- **DESCRIPTION OF THE TASK**
Nothing in the data should change when you return it, but leave the pictures out.

*** PROVIDED RECORDS ***

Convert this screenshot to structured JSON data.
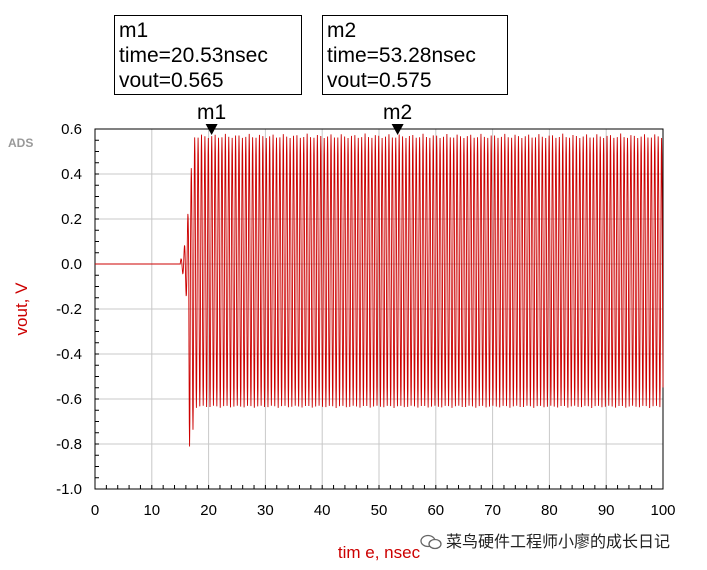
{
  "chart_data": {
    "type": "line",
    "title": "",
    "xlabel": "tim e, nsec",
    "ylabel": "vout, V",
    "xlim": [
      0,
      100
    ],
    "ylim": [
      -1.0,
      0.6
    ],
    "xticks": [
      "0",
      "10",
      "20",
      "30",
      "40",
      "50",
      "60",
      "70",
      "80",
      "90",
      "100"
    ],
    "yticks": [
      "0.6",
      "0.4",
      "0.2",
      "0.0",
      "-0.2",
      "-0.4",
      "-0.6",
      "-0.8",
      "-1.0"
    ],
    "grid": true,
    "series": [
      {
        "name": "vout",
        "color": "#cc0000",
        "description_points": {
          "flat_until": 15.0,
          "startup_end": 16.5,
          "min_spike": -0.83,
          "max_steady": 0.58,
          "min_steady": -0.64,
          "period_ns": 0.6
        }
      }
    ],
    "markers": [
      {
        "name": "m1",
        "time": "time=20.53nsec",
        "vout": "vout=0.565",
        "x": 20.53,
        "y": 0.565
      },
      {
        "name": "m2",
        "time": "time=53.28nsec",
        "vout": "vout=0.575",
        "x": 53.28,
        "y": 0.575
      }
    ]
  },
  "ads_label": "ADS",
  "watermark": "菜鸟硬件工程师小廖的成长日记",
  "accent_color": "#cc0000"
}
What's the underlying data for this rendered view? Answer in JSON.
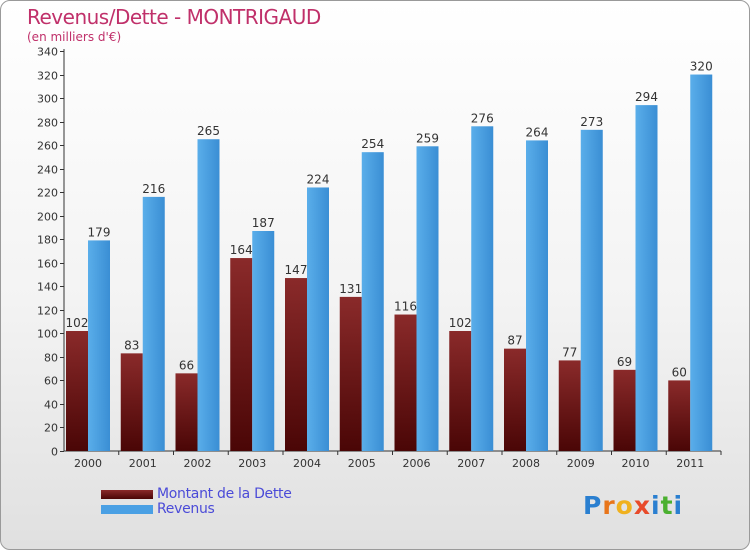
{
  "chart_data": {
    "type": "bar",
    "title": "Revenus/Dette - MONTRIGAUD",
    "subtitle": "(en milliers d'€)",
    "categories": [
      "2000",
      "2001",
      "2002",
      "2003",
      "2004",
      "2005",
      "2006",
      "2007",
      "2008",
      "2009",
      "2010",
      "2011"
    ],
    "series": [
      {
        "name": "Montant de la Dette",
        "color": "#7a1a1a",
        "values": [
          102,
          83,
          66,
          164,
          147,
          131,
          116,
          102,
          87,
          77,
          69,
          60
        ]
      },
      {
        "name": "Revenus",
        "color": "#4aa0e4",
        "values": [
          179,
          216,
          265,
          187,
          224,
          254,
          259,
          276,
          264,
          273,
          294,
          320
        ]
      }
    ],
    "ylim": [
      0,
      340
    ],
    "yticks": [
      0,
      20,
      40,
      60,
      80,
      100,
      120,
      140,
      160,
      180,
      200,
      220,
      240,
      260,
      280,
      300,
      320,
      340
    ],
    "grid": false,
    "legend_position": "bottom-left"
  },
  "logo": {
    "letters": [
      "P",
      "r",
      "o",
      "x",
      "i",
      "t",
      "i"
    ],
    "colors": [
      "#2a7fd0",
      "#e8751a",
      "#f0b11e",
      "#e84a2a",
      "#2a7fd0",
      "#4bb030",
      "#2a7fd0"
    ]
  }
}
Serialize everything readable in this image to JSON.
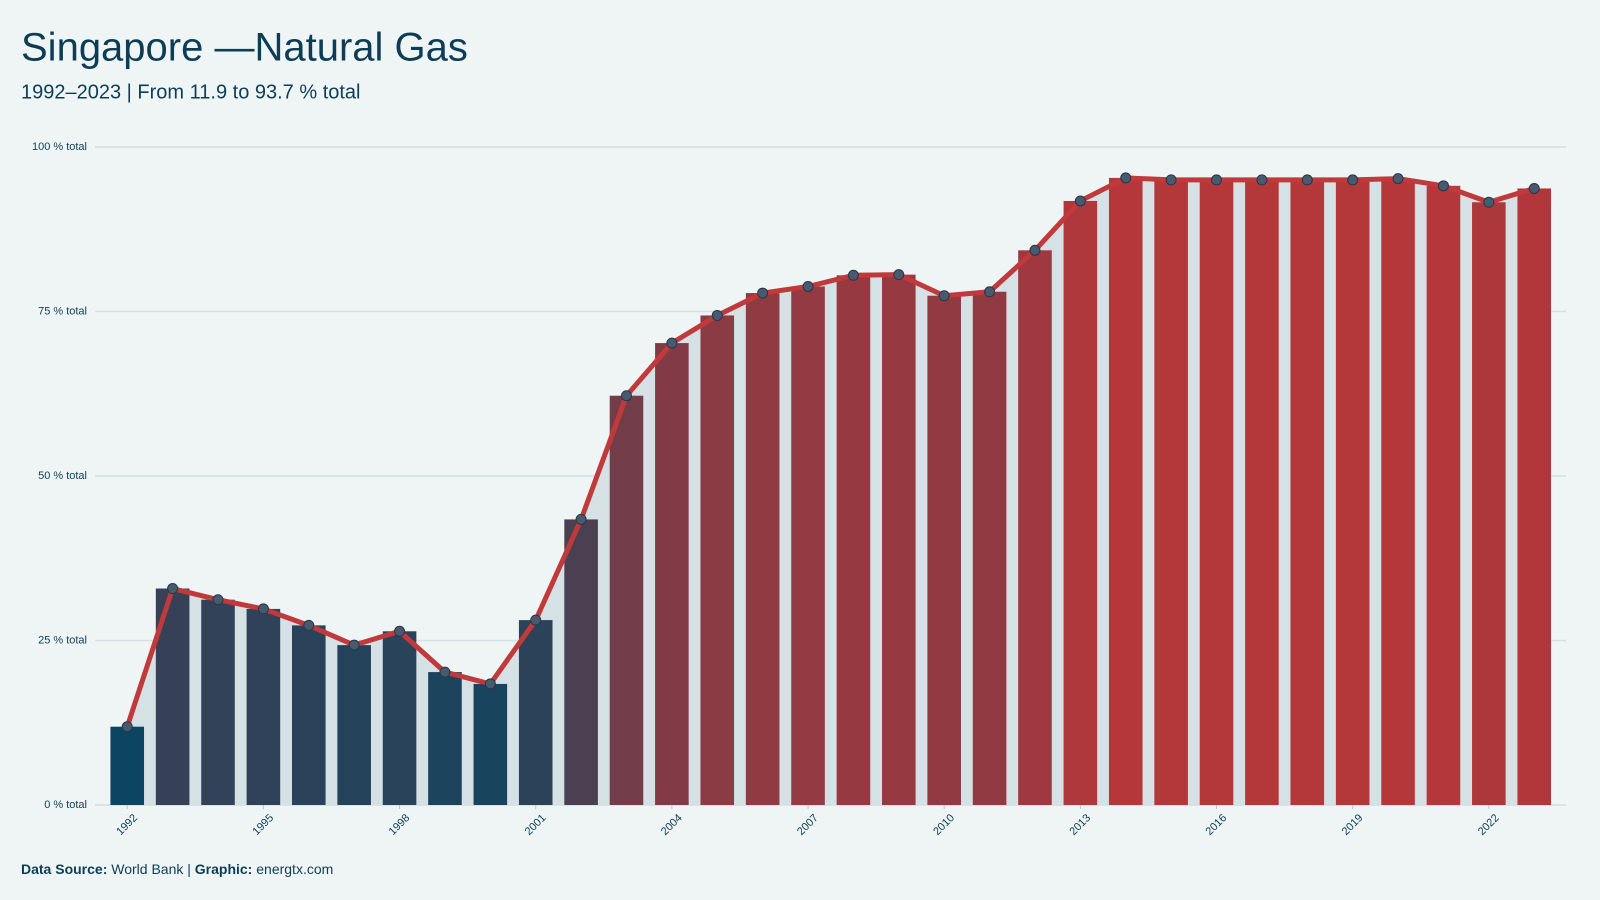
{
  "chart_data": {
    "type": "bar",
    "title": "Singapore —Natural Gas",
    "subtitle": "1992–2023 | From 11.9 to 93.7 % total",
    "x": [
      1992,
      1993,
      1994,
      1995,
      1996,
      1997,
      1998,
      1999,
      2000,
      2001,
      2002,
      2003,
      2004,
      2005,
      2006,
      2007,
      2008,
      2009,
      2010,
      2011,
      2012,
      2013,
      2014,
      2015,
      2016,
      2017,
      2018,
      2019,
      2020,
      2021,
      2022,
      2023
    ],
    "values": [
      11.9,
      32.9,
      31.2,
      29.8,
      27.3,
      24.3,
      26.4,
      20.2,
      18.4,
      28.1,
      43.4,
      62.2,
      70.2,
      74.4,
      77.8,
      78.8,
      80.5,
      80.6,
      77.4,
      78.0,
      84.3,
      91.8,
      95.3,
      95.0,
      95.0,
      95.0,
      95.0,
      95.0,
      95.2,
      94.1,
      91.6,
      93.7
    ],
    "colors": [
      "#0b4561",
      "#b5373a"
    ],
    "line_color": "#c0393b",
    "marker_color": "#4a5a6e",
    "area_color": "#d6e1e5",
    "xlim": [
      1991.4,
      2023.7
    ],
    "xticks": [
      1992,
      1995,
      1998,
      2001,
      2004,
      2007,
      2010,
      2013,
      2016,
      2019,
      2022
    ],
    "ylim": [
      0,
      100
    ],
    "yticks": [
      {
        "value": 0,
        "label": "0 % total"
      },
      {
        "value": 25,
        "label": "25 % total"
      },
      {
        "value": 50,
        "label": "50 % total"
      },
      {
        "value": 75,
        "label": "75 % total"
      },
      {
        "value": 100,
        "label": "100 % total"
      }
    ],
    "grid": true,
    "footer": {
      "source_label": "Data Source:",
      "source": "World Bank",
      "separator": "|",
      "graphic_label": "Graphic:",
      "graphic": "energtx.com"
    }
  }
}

***

- **TASK RESULT**
Convert this screenshot to structured JSON data.
{
  "chart_data": {
    "type": "line",
    "title": "",
    "xlabel": "tim e, nsec",
    "ylabel": "vout, V",
    "xlim": [
      0,
      100
    ],
    "ylim": [
      -1.0,
      0.6
    ],
    "xticks": [
      "0",
      "10",
      "20",
      "30",
      "40",
      "50",
      "60",
      "70",
      "80",
      "90",
      "100"
    ],
    "yticks": [
      "0.6",
      "0.4",
      "0.2",
      "0.0",
      "-0.2",
      "-0.4",
      "-0.6",
      "-0.8",
      "-1.0"
    ],
    "grid": true,
    "series": [
      {
        "name": "vout",
        "color": "#cc0000",
        "description_points": {
          "flat_until": 15.0,
          "startup_end": 16.5,
          "min_spike": -0.83,
          "max_steady": 0.58,
          "min_steady": -0.64,
          "period_ns": 0.6
        }
      }
    ],
    "markers": [
      {
        "name": "m1",
        "time": "time=20.53nsec",
        "vout": "vout=0.565",
        "x": 20.53,
        "y": 0.565
      },
      {
        "name": "m2",
        "time": "time=53.28nsec",
        "vout": "vout=0.575",
        "x": 53.28,
        "y": 0.575
      }
    ]
  },
  "ads_label": "ADS",
  "watermark": "菜鸟硬件工程师小廖的成长日记",
  "accent_color": "#cc0000"
}
What's the underlying data for this rendered view? Answer in JSON.
{
  "chart_data": {
    "type": "bar",
    "title": "Revenus/Dette - MONTRIGAUD",
    "subtitle": "(en milliers d'€)",
    "categories": [
      "2000",
      "2001",
      "2002",
      "2003",
      "2004",
      "2005",
      "2006",
      "2007",
      "2008",
      "2009",
      "2010",
      "2011"
    ],
    "series": [
      {
        "name": "Montant de la Dette",
        "color": "#7a1a1a",
        "values": [
          102,
          83,
          66,
          164,
          147,
          131,
          116,
          102,
          87,
          77,
          69,
          60
        ]
      },
      {
        "name": "Revenus",
        "color": "#4aa0e4",
        "values": [
          179,
          216,
          265,
          187,
          224,
          254,
          259,
          276,
          264,
          273,
          294,
          320
        ]
      }
    ],
    "ylim": [
      0,
      340
    ],
    "yticks": [
      0,
      20,
      40,
      60,
      80,
      100,
      120,
      140,
      160,
      180,
      200,
      220,
      240,
      260,
      280,
      300,
      320,
      340
    ],
    "grid": false,
    "legend_position": "bottom-left"
  },
  "logo": {
    "letters": [
      "P",
      "r",
      "o",
      "x",
      "i",
      "t",
      "i"
    ],
    "colors": [
      "#2a7fd0",
      "#e8751a",
      "#f0b11e",
      "#e84a2a",
      "#2a7fd0",
      "#4bb030",
      "#2a7fd0"
    ]
  }
}
Serialize everything readable in this image to JSON.
{
  "chart_data": {
    "type": "bar",
    "title": "Singapore —Natural Gas",
    "subtitle": "1992–2023 | From 11.9 to 93.7 % total",
    "x": [
      1992,
      1993,
      1994,
      1995,
      1996,
      1997,
      1998,
      1999,
      2000,
      2001,
      2002,
      2003,
      2004,
      2005,
      2006,
      2007,
      2008,
      2009,
      2010,
      2011,
      2012,
      2013,
      2014,
      2015,
      2016,
      2017,
      2018,
      2019,
      2020,
      2021,
      2022,
      2023
    ],
    "values": [
      11.9,
      32.9,
      31.2,
      29.8,
      27.3,
      24.3,
      26.4,
      20.2,
      18.4,
      28.1,
      43.4,
      62.2,
      70.2,
      74.4,
      77.8,
      78.8,
      80.5,
      80.6,
      77.4,
      78.0,
      84.3,
      91.8,
      95.3,
      95.0,
      95.0,
      95.0,
      95.0,
      95.0,
      95.2,
      94.1,
      91.6,
      93.7
    ],
    "colors": [
      "#0b4561",
      "#b5373a"
    ],
    "line_color": "#c0393b",
    "marker_color": "#4a5a6e",
    "area_color": "#d6e1e5",
    "xlim": [
      1991.4,
      2023.7
    ],
    "xticks": [
      1992,
      1995,
      1998,
      2001,
      2004,
      2007,
      2010,
      2013,
      2016,
      2019,
      2022
    ],
    "ylim": [
      0,
      100
    ],
    "yticks": [
      {
        "value": 0,
        "label": "0 % total"
      },
      {
        "value": 25,
        "label": "25 % total"
      },
      {
        "value": 50,
        "label": "50 % total"
      },
      {
        "value": 75,
        "label": "75 % total"
      },
      {
        "value": 100,
        "label": "100 % total"
      }
    ],
    "grid": true,
    "footer": {
      "source_label": "Data Source:",
      "source": "World Bank",
      "separator": "|",
      "graphic_label": "Graphic:",
      "graphic": "energtx.com"
    }
  }
}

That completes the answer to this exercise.